RECORD SET:

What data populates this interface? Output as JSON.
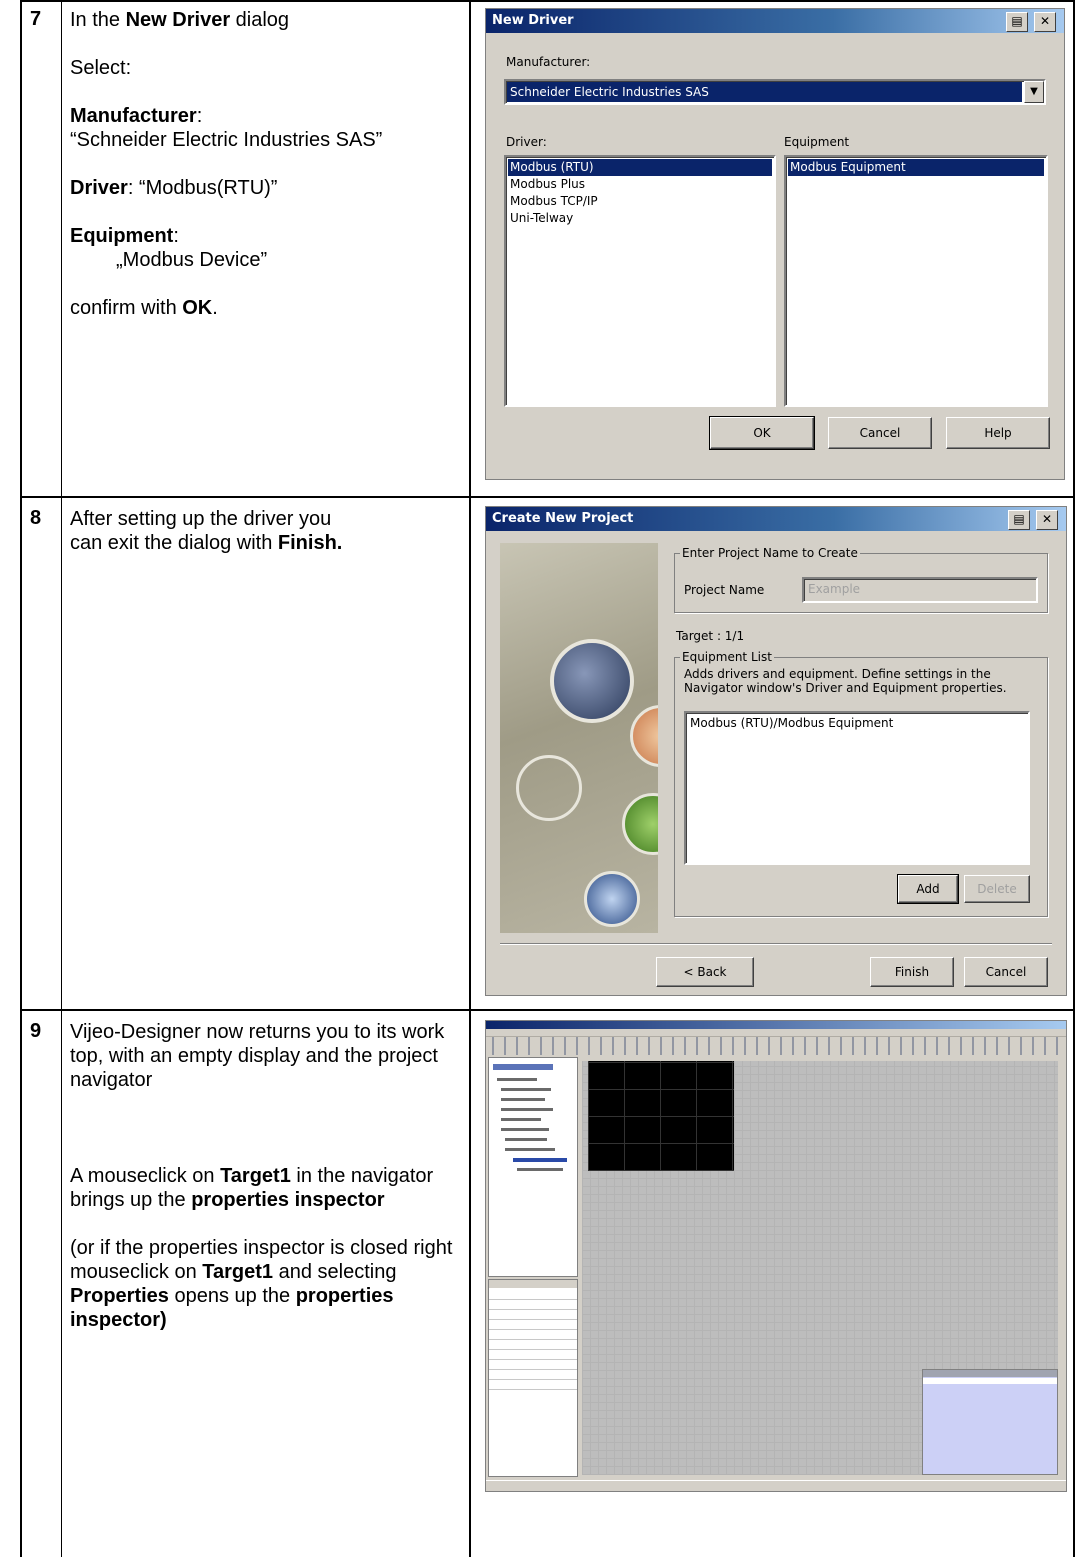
{
  "rows": [
    {
      "number": "7",
      "text": {
        "l1_a": "In the ",
        "l1_b": "New Driver",
        "l1_c": " dialog",
        "l2": "Select:",
        "manufacturer_label": "Manufacturer",
        "colon": ":",
        "manufacturer_value": "“Schneider Electric Industries SAS”",
        "driver_label": "Driver",
        "driver_value": ": “Modbus(RTU)”",
        "equipment_label": "Equipment",
        "equipment_value": "„Modbus Device”",
        "confirm_a": "confirm with ",
        "confirm_b": "OK",
        "confirm_c": "."
      }
    },
    {
      "number": "8",
      "text": {
        "l1": "After setting up the driver you",
        "l2_a": "can exit the dialog with ",
        "l2_b": "Finish."
      }
    },
    {
      "number": "9",
      "text": {
        "p1": "Vijeo-Designer now returns you to its work top, with an empty display and the project navigator",
        "p2_a": "A mouseclick on ",
        "p2_b": "Target1",
        "p2_c": " in the navigator brings up the ",
        "p2_d": "properties inspector",
        "p3_a": "(or if the properties inspector is closed right mouseclick on ",
        "p3_b": "Target1",
        "p3_c": " and selecting ",
        "p3_d": "Properties",
        "p3_e": " opens up the ",
        "p3_f": "properties inspector)"
      }
    }
  ],
  "new_driver": {
    "title": "New Driver",
    "manufacturer_label": "Manufacturer:",
    "manufacturer_value": "Schneider Electric Industries SAS",
    "driver_label": "Driver:",
    "equipment_label": "Equipment",
    "drivers": [
      "Modbus (RTU)",
      "Modbus Plus",
      "Modbus TCP/IP",
      "Uni-Telway"
    ],
    "equipment": [
      "Modbus Equipment"
    ],
    "ok": "OK",
    "cancel": "Cancel",
    "help": "Help"
  },
  "create_project": {
    "title": "Create New Project",
    "group1": "Enter Project Name to Create",
    "project_name_label": "Project Name",
    "project_name_value": "Example",
    "target": "Target : 1/1",
    "group2": "Equipment List",
    "desc": "Adds drivers and equipment. Define settings in the Navigator window's Driver and Equipment properties.",
    "list_item": "Modbus (RTU)/Modbus Equipment",
    "add": "Add",
    "delete": "Delete",
    "back": "< Back",
    "finish": "Finish",
    "cancel": "Cancel"
  }
}
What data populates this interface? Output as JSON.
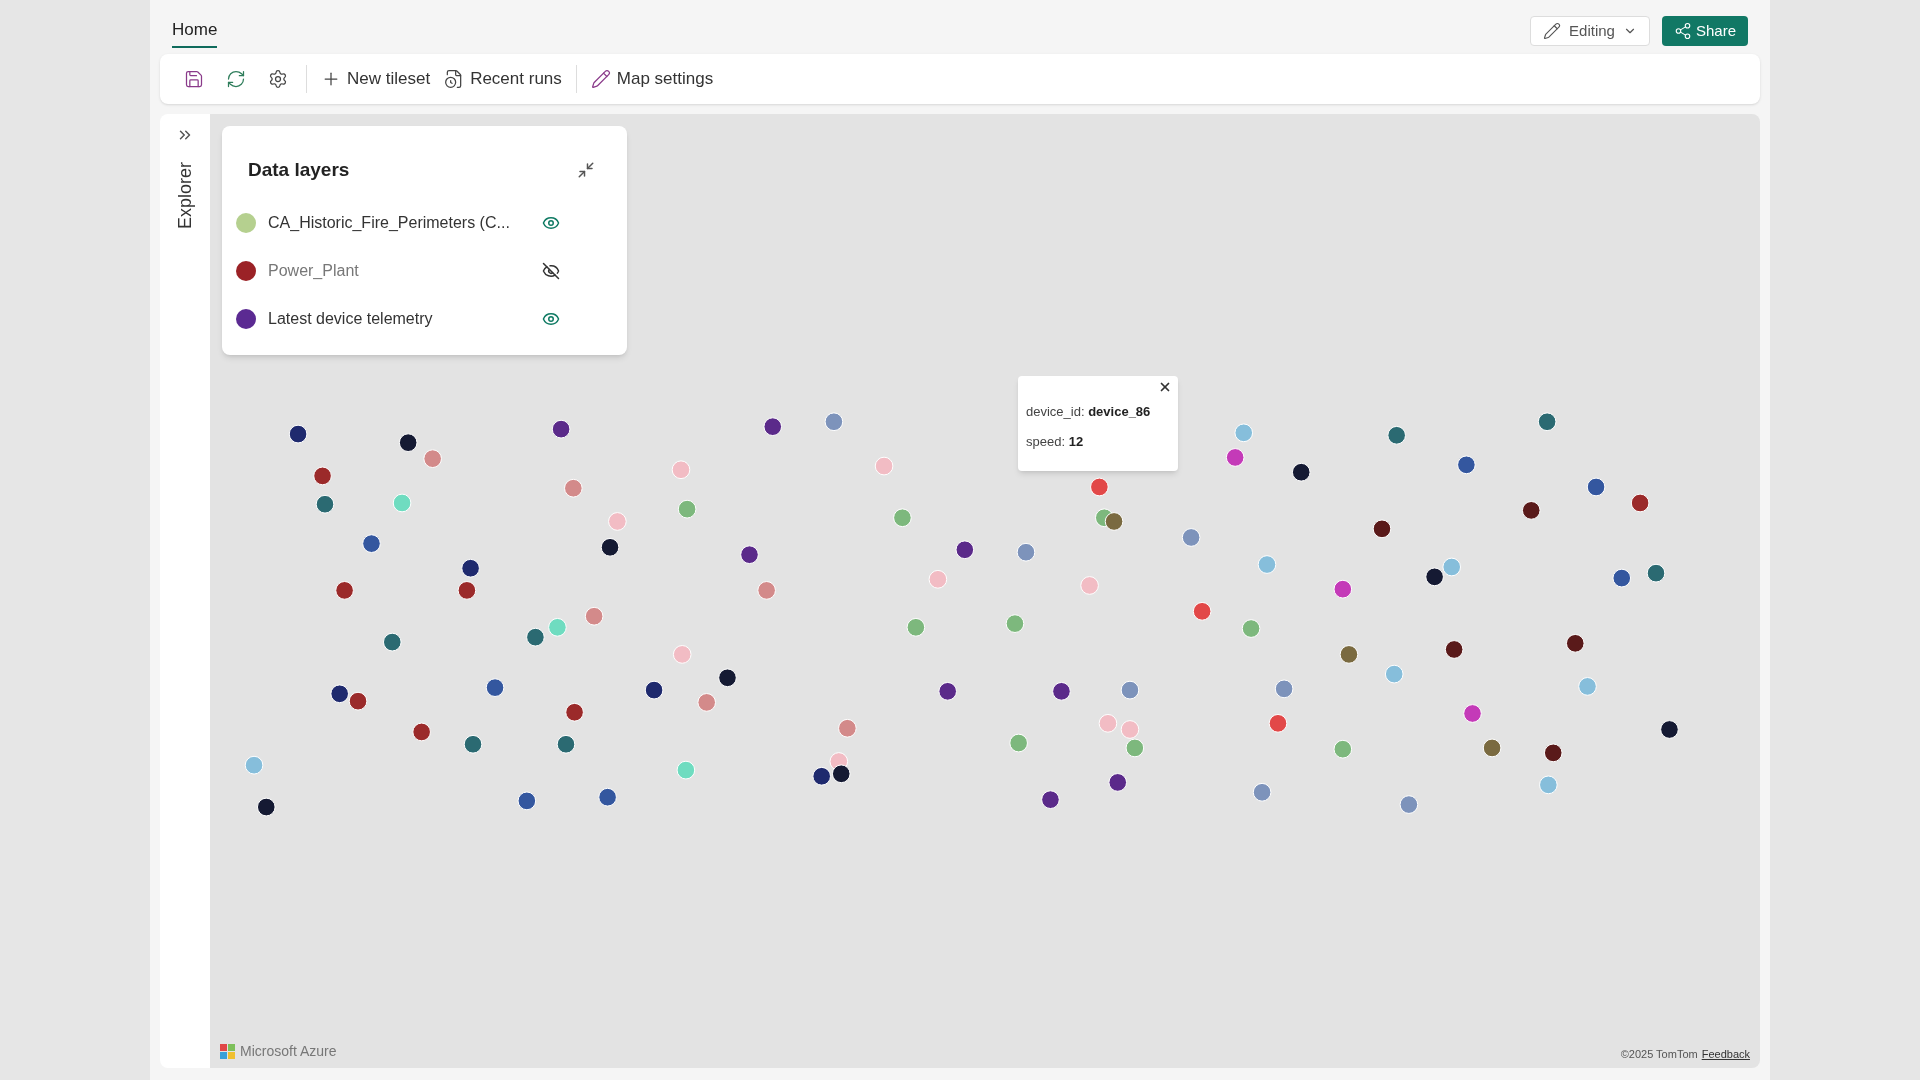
{
  "tabs": [
    {
      "label": "Home",
      "selected": true
    }
  ],
  "header_actions": {
    "mode": "Editing",
    "share": "Share"
  },
  "toolbar": {
    "items": [
      {
        "kind": "icon"
      },
      {
        "kind": "icon"
      },
      {
        "kind": "icon"
      },
      {
        "kind": "divider"
      },
      {
        "kind": "text",
        "label": "New tileset"
      },
      {
        "kind": "text",
        "label": "Recent runs"
      },
      {
        "kind": "divider"
      },
      {
        "kind": "text",
        "label": "Map settings"
      }
    ]
  },
  "sidebar": {
    "title": "Explorer"
  },
  "data_layers": {
    "title": "Data layers",
    "layers": [
      {
        "name": "CA_Historic_Fire_Perimeters (C...",
        "color": "#b5d08f",
        "visible": true
      },
      {
        "name": "Power_Plant",
        "color": "#9b2226",
        "visible": false
      },
      {
        "name": "Latest device telemetry",
        "color": "#5b2a92",
        "visible": true
      }
    ]
  },
  "popup": {
    "fields": [
      {
        "key": "device_id: ",
        "value": "device_86"
      },
      {
        "key": "speed: ",
        "value": "12"
      }
    ]
  },
  "attribution": {
    "brand": "Microsoft Azure",
    "copyright": "©2025 TomTom",
    "feedback": "Feedback"
  }
}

PROBLEM DESCRIPTION: The records above should be reproduced exactly, with no pictures included.

CORRECT RESULT:
What data populates this interface? Output as JSON.
{
  "rows": [
    {
      "number": "7",
      "text": {
        "l1_a": "In the ",
        "l1_b": "New Driver",
        "l1_c": " dialog",
        "l2": "Select:",
        "manufacturer_label": "Manufacturer",
        "colon": ":",
        "manufacturer_value": "“Schneider Electric Industries SAS”",
        "driver_label": "Driver",
        "driver_value": ": “Modbus(RTU)”",
        "equipment_label": "Equipment",
        "equipment_value": "„Modbus Device”",
        "confirm_a": "confirm with ",
        "confirm_b": "OK",
        "confirm_c": "."
      }
    },
    {
      "number": "8",
      "text": {
        "l1": "After setting up the driver you",
        "l2_a": "can exit the dialog with ",
        "l2_b": "Finish."
      }
    },
    {
      "number": "9",
      "text": {
        "p1": "Vijeo-Designer now returns you to its work top, with an empty display and the project navigator",
        "p2_a": "A mouseclick on ",
        "p2_b": "Target1",
        "p2_c": " in the navigator brings up the ",
        "p2_d": "properties inspector",
        "p3_a": "(or if the properties inspector is closed right mouseclick on ",
        "p3_b": "Target1",
        "p3_c": " and selecting ",
        "p3_d": "Properties",
        "p3_e": " opens up the ",
        "p3_f": "properties inspector)"
      }
    }
  ],
  "new_driver": {
    "title": "New Driver",
    "manufacturer_label": "Manufacturer:",
    "manufacturer_value": "Schneider Electric Industries SAS",
    "driver_label": "Driver:",
    "equipment_label": "Equipment",
    "drivers": [
      "Modbus (RTU)",
      "Modbus Plus",
      "Modbus TCP/IP",
      "Uni-Telway"
    ],
    "equipment": [
      "Modbus Equipment"
    ],
    "ok": "OK",
    "cancel": "Cancel",
    "help": "Help"
  },
  "create_project": {
    "title": "Create New Project",
    "group1": "Enter Project Name to Create",
    "project_name_label": "Project Name",
    "project_name_value": "Example",
    "target": "Target : 1/1",
    "group2": "Equipment List",
    "desc": "Adds drivers and equipment. Define settings in the Navigator window's Driver and Equipment properties.",
    "list_item": "Modbus (RTU)/Modbus Equipment",
    "add": "Add",
    "delete": "Delete",
    "back": "< Back",
    "finish": "Finish",
    "cancel": "Cancel"
  }
}
What data populates this interface? Output as JSON.
{
  "tabs": [
    {
      "label": "Home",
      "selected": true
    }
  ],
  "header_actions": {
    "mode": "Editing",
    "share": "Share"
  },
  "toolbar": {
    "items": [
      {
        "kind": "icon"
      },
      {
        "kind": "icon"
      },
      {
        "kind": "icon"
      },
      {
        "kind": "divider"
      },
      {
        "kind": "text",
        "label": "New tileset"
      },
      {
        "kind": "text",
        "label": "Recent runs"
      },
      {
        "kind": "divider"
      },
      {
        "kind": "text",
        "label": "Map settings"
      }
    ]
  },
  "sidebar": {
    "title": "Explorer"
  },
  "data_layers": {
    "title": "Data layers",
    "layers": [
      {
        "name": "CA_Historic_Fire_Perimeters (C...",
        "color": "#b5d08f",
        "visible": true
      },
      {
        "name": "Power_Plant",
        "color": "#9b2226",
        "visible": false
      },
      {
        "name": "Latest device telemetry",
        "color": "#5b2a92",
        "visible": true
      }
    ]
  },
  "popup": {
    "fields": [
      {
        "key": "device_id: ",
        "value": "device_86"
      },
      {
        "key": "speed: ",
        "value": "12"
      }
    ]
  },
  "attribution": {
    "brand": "Microsoft Azure",
    "copyright": "©2025 TomTom",
    "feedback": "Feedback"
  }
}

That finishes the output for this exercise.